Each entry should be quoted word for word, including every mark of punctuation.

= = = = =

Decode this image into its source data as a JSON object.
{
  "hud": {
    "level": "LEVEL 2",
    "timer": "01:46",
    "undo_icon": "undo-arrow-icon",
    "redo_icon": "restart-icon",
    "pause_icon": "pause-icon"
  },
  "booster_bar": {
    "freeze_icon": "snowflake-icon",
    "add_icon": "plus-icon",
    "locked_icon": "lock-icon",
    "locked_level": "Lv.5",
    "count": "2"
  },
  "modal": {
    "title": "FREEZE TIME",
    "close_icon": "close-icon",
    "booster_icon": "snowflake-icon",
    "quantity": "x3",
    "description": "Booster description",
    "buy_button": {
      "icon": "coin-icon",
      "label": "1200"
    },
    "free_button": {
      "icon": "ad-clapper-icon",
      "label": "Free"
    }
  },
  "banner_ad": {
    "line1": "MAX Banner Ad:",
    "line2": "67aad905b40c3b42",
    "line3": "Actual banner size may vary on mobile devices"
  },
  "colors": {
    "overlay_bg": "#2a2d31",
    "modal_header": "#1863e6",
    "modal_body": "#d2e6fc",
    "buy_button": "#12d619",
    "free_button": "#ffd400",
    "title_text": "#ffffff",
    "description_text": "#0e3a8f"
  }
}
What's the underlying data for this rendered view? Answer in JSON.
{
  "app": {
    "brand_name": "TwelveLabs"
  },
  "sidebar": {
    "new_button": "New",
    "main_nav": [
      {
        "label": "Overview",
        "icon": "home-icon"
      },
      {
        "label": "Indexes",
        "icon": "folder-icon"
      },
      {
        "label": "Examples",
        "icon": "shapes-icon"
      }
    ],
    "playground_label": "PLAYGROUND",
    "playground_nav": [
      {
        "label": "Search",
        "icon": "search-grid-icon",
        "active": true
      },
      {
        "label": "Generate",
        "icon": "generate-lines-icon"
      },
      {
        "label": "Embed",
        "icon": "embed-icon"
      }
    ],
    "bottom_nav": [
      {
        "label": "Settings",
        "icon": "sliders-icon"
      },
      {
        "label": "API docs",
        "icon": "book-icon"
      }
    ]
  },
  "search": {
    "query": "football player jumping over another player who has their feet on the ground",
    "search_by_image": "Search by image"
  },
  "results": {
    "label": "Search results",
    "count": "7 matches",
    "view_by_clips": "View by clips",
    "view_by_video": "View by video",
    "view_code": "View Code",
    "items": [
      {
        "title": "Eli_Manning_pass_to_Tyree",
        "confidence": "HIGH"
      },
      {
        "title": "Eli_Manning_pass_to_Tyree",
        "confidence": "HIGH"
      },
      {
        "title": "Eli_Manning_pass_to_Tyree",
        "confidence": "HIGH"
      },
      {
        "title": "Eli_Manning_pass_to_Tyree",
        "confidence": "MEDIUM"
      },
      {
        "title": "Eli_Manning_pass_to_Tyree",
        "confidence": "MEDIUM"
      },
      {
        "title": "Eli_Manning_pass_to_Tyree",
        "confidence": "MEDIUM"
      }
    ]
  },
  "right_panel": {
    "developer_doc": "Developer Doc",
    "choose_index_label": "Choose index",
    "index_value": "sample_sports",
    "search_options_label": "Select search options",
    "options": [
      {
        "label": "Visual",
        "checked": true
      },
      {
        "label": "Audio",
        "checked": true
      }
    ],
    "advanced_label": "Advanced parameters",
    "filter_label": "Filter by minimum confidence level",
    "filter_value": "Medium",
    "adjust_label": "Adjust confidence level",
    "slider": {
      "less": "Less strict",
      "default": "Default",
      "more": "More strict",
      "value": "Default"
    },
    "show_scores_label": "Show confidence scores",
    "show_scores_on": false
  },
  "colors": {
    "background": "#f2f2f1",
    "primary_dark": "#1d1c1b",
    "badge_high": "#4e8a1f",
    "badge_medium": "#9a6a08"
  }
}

= = = = =

> **SOLVED EXERCISE**:
Decode this image into its source data as a JSON object.
{
  "hud": {
    "level": "LEVEL 2",
    "timer": "01:46",
    "undo_icon": "undo-arrow-icon",
    "redo_icon": "restart-icon",
    "pause_icon": "pause-icon"
  },
  "booster_bar": {
    "freeze_icon": "snowflake-icon",
    "add_icon": "plus-icon",
    "locked_icon": "lock-icon",
    "locked_level": "Lv.5",
    "count": "2"
  },
  "modal": {
    "title": "FREEZE TIME",
    "close_icon": "close-icon",
    "booster_icon": "snowflake-icon",
    "quantity": "x3",
    "description": "Booster description",
    "buy_button": {
      "icon": "coin-icon",
      "label": "1200"
    },
    "free_button": {
      "icon": "ad-clapper-icon",
      "label": "Free"
    }
  },
  "banner_ad": {
    "line1": "MAX Banner Ad:",
    "line2": "67aad905b40c3b42",
    "line3": "Actual banner size may vary on mobile devices"
  },
  "colors": {
    "overlay_bg": "#2a2d31",
    "modal_header": "#1863e6",
    "modal_body": "#d2e6fc",
    "buy_button": "#12d619",
    "free_button": "#ffd400",
    "title_text": "#ffffff",
    "description_text": "#0e3a8f"
  }
}
What's the underlying data for this rendered view? Answer in JSON.
{
  "app": {
    "brand_name": "TwelveLabs"
  },
  "sidebar": {
    "new_button": "New",
    "main_nav": [
      {
        "label": "Overview",
        "icon": "home-icon"
      },
      {
        "label": "Indexes",
        "icon": "folder-icon"
      },
      {
        "label": "Examples",
        "icon": "shapes-icon"
      }
    ],
    "playground_label": "PLAYGROUND",
    "playground_nav": [
      {
        "label": "Search",
        "icon": "search-grid-icon",
        "active": true
      },
      {
        "label": "Generate",
        "icon": "generate-lines-icon"
      },
      {
        "label": "Embed",
        "icon": "embed-icon"
      }
    ],
    "bottom_nav": [
      {
        "label": "Settings",
        "icon": "sliders-icon"
      },
      {
        "label": "API docs",
        "icon": "book-icon"
      }
    ]
  },
  "search": {
    "query": "football player jumping over another player who has their feet on the ground",
    "search_by_image": "Search by image"
  },
  "results": {
    "label": "Search results",
    "count": "7 matches",
    "view_by_clips": "View by clips",
    "view_by_video": "View by video",
    "view_code": "View Code",
    "items": [
      {
        "title": "Eli_Manning_pass_to_Tyree",
        "confidence": "HIGH"
      },
      {
        "title": "Eli_Manning_pass_to_Tyree",
        "confidence": "HIGH"
      },
      {
        "title": "Eli_Manning_pass_to_Tyree",
        "confidence": "HIGH"
      },
      {
        "title": "Eli_Manning_pass_to_Tyree",
        "confidence": "MEDIUM"
      },
      {
        "title": "Eli_Manning_pass_to_Tyree",
        "confidence": "MEDIUM"
      },
      {
        "title": "Eli_Manning_pass_to_Tyree",
        "confidence": "MEDIUM"
      }
    ]
  },
  "right_panel": {
    "developer_doc": "Developer Doc",
    "choose_index_label": "Choose index",
    "index_value": "sample_sports",
    "search_options_label": "Select search options",
    "options": [
      {
        "label": "Visual",
        "checked": true
      },
      {
        "label": "Audio",
        "checked": true
      }
    ],
    "advanced_label": "Advanced parameters",
    "filter_label": "Filter by minimum confidence level",
    "filter_value": "Medium",
    "adjust_label": "Adjust confidence level",
    "slider": {
      "less": "Less strict",
      "default": "Default",
      "more": "More strict",
      "value": "Default"
    },
    "show_scores_label": "Show confidence scores",
    "show_scores_on": false
  },
  "colors": {
    "background": "#f2f2f1",
    "primary_dark": "#1d1c1b",
    "badge_high": "#4e8a1f",
    "badge_medium": "#9a6a08"
  }
}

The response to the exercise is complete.